Your task: Go through the records and give each one again exactly.

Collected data
□ □ □

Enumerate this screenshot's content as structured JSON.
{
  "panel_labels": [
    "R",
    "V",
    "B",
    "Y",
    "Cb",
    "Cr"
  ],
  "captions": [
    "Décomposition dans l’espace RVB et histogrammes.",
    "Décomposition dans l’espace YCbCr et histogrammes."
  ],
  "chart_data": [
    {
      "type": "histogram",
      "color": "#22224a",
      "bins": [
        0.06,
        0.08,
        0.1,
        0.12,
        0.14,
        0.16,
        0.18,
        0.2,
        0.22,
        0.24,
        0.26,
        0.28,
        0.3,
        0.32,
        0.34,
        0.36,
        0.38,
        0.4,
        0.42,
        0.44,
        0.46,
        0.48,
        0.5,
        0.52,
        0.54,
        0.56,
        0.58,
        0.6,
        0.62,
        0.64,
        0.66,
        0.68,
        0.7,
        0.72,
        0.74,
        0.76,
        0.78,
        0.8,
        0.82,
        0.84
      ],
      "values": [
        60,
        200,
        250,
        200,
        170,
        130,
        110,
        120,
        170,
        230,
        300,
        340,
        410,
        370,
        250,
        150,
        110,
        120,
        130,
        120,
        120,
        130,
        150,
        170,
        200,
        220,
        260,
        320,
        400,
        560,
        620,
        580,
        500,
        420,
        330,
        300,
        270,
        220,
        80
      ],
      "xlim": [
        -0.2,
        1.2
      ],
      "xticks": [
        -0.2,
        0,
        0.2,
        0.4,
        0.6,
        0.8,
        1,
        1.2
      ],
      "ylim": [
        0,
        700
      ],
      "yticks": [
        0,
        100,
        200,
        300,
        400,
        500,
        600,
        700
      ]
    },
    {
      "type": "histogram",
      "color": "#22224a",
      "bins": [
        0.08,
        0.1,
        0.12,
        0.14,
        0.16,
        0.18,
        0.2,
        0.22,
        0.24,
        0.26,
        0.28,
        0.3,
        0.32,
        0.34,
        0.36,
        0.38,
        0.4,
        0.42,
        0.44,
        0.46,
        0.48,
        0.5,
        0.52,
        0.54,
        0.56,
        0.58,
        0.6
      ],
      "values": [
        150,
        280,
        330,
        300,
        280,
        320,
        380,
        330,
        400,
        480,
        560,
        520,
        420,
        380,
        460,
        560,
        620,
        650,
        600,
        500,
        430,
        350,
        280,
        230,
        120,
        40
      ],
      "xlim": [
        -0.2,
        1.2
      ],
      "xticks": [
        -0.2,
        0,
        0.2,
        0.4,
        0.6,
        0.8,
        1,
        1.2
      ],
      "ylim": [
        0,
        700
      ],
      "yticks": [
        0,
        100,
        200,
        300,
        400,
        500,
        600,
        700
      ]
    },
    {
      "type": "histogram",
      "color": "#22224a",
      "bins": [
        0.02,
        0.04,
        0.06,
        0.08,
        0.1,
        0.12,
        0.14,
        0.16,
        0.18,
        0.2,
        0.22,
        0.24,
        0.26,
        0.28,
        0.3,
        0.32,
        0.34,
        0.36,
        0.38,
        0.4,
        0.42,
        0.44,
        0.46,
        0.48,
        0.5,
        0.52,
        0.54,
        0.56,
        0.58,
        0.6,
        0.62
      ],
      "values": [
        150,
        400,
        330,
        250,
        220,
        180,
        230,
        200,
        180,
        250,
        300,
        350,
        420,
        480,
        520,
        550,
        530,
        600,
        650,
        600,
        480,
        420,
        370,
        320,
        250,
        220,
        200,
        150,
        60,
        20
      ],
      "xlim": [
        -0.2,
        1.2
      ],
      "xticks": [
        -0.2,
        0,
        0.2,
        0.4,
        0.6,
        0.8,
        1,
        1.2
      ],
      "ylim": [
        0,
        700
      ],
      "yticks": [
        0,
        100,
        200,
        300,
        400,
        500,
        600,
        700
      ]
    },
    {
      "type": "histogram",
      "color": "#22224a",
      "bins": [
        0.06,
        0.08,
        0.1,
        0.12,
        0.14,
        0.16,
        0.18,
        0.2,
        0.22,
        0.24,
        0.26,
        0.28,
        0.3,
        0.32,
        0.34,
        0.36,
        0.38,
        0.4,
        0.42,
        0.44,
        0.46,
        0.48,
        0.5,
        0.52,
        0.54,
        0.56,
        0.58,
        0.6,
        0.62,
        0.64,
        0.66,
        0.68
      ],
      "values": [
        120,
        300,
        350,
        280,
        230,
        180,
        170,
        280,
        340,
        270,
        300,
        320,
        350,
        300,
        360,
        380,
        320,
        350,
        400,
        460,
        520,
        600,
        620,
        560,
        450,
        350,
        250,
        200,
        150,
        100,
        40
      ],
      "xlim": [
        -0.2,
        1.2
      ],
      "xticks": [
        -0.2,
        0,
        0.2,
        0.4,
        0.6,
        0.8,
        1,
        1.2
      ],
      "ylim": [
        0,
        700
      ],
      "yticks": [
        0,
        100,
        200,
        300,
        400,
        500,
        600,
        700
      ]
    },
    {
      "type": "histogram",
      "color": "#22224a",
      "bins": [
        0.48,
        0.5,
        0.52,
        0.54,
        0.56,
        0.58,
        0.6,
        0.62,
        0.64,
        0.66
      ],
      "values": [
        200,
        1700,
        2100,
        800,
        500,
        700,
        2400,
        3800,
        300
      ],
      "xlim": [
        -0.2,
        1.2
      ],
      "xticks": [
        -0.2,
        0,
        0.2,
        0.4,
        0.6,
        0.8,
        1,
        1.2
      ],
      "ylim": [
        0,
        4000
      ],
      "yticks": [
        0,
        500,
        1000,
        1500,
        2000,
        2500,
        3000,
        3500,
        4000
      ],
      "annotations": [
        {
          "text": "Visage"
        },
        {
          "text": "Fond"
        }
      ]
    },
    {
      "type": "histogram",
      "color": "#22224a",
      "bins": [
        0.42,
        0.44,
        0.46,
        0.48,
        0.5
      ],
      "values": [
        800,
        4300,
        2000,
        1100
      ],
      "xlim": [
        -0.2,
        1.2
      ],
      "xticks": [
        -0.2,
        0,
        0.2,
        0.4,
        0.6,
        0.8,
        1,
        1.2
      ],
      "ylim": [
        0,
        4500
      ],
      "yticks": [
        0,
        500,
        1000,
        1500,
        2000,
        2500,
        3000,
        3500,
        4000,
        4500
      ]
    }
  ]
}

□ □ □

Solution to this problem:
Enumerate this screenshot's content as structured JSON.
{
  "panel_labels": [
    "R",
    "V",
    "B",
    "Y",
    "Cb",
    "Cr"
  ],
  "captions": [
    "Décomposition dans l’espace RVB et histogrammes.",
    "Décomposition dans l’espace YCbCr et histogrammes."
  ],
  "chart_data": [
    {
      "type": "histogram",
      "color": "#22224a",
      "bins": [
        0.06,
        0.08,
        0.1,
        0.12,
        0.14,
        0.16,
        0.18,
        0.2,
        0.22,
        0.24,
        0.26,
        0.28,
        0.3,
        0.32,
        0.34,
        0.36,
        0.38,
        0.4,
        0.42,
        0.44,
        0.46,
        0.48,
        0.5,
        0.52,
        0.54,
        0.56,
        0.58,
        0.6,
        0.62,
        0.64,
        0.66,
        0.68,
        0.7,
        0.72,
        0.74,
        0.76,
        0.78,
        0.8,
        0.82,
        0.84
      ],
      "values": [
        60,
        200,
        250,
        200,
        170,
        130,
        110,
        120,
        170,
        230,
        300,
        340,
        410,
        370,
        250,
        150,
        110,
        120,
        130,
        120,
        120,
        130,
        150,
        170,
        200,
        220,
        260,
        320,
        400,
        560,
        620,
        580,
        500,
        420,
        330,
        300,
        270,
        220,
        80
      ],
      "xlim": [
        -0.2,
        1.2
      ],
      "xticks": [
        -0.2,
        0,
        0.2,
        0.4,
        0.6,
        0.8,
        1,
        1.2
      ],
      "ylim": [
        0,
        700
      ],
      "yticks": [
        0,
        100,
        200,
        300,
        400,
        500,
        600,
        700
      ]
    },
    {
      "type": "histogram",
      "color": "#22224a",
      "bins": [
        0.08,
        0.1,
        0.12,
        0.14,
        0.16,
        0.18,
        0.2,
        0.22,
        0.24,
        0.26,
        0.28,
        0.3,
        0.32,
        0.34,
        0.36,
        0.38,
        0.4,
        0.42,
        0.44,
        0.46,
        0.48,
        0.5,
        0.52,
        0.54,
        0.56,
        0.58,
        0.6
      ],
      "values": [
        150,
        280,
        330,
        300,
        280,
        320,
        380,
        330,
        400,
        480,
        560,
        520,
        420,
        380,
        460,
        560,
        620,
        650,
        600,
        500,
        430,
        350,
        280,
        230,
        120,
        40
      ],
      "xlim": [
        -0.2,
        1.2
      ],
      "xticks": [
        -0.2,
        0,
        0.2,
        0.4,
        0.6,
        0.8,
        1,
        1.2
      ],
      "ylim": [
        0,
        700
      ],
      "yticks": [
        0,
        100,
        200,
        300,
        400,
        500,
        600,
        700
      ]
    },
    {
      "type": "histogram",
      "color": "#22224a",
      "bins": [
        0.02,
        0.04,
        0.06,
        0.08,
        0.1,
        0.12,
        0.14,
        0.16,
        0.18,
        0.2,
        0.22,
        0.24,
        0.26,
        0.28,
        0.3,
        0.32,
        0.34,
        0.36,
        0.38,
        0.4,
        0.42,
        0.44,
        0.46,
        0.48,
        0.5,
        0.52,
        0.54,
        0.56,
        0.58,
        0.6,
        0.62
      ],
      "values": [
        150,
        400,
        330,
        250,
        220,
        180,
        230,
        200,
        180,
        250,
        300,
        350,
        420,
        480,
        520,
        550,
        530,
        600,
        650,
        600,
        480,
        420,
        370,
        320,
        250,
        220,
        200,
        150,
        60,
        20
      ],
      "xlim": [
        -0.2,
        1.2
      ],
      "xticks": [
        -0.2,
        0,
        0.2,
        0.4,
        0.6,
        0.8,
        1,
        1.2
      ],
      "ylim": [
        0,
        700
      ],
      "yticks": [
        0,
        100,
        200,
        300,
        400,
        500,
        600,
        700
      ]
    },
    {
      "type": "histogram",
      "color": "#22224a",
      "bins": [
        0.06,
        0.08,
        0.1,
        0.12,
        0.14,
        0.16,
        0.18,
        0.2,
        0.22,
        0.24,
        0.26,
        0.28,
        0.3,
        0.32,
        0.34,
        0.36,
        0.38,
        0.4,
        0.42,
        0.44,
        0.46,
        0.48,
        0.5,
        0.52,
        0.54,
        0.56,
        0.58,
        0.6,
        0.62,
        0.64,
        0.66,
        0.68
      ],
      "values": [
        120,
        300,
        350,
        280,
        230,
        180,
        170,
        280,
        340,
        270,
        300,
        320,
        350,
        300,
        360,
        380,
        320,
        350,
        400,
        460,
        520,
        600,
        620,
        560,
        450,
        350,
        250,
        200,
        150,
        100,
        40
      ],
      "xlim": [
        -0.2,
        1.2
      ],
      "xticks": [
        -0.2,
        0,
        0.2,
        0.4,
        0.6,
        0.8,
        1,
        1.2
      ],
      "ylim": [
        0,
        700
      ],
      "yticks": [
        0,
        100,
        200,
        300,
        400,
        500,
        600,
        700
      ]
    },
    {
      "type": "histogram",
      "color": "#22224a",
      "bins": [
        0.48,
        0.5,
        0.52,
        0.54,
        0.56,
        0.58,
        0.6,
        0.62,
        0.64,
        0.66
      ],
      "values": [
        200,
        1700,
        2100,
        800,
        500,
        700,
        2400,
        3800,
        300
      ],
      "xlim": [
        -0.2,
        1.2
      ],
      "xticks": [
        -0.2,
        0,
        0.2,
        0.4,
        0.6,
        0.8,
        1,
        1.2
      ],
      "ylim": [
        0,
        4000
      ],
      "yticks": [
        0,
        500,
        1000,
        1500,
        2000,
        2500,
        3000,
        3500,
        4000
      ],
      "annotations": [
        {
          "text": "Visage"
        },
        {
          "text": "Fond"
        }
      ]
    },
    {
      "type": "histogram",
      "color": "#22224a",
      "bins": [
        0.42,
        0.44,
        0.46,
        0.48,
        0.5
      ],
      "values": [
        800,
        4300,
        2000,
        1100
      ],
      "xlim": [
        -0.2,
        1.2
      ],
      "xticks": [
        -0.2,
        0,
        0.2,
        0.4,
        0.6,
        0.8,
        1,
        1.2
      ],
      "ylim": [
        0,
        4500
      ],
      "yticks": [
        0,
        500,
        1000,
        1500,
        2000,
        2500,
        3000,
        3500,
        4000,
        4500
      ]
    }
  ]
}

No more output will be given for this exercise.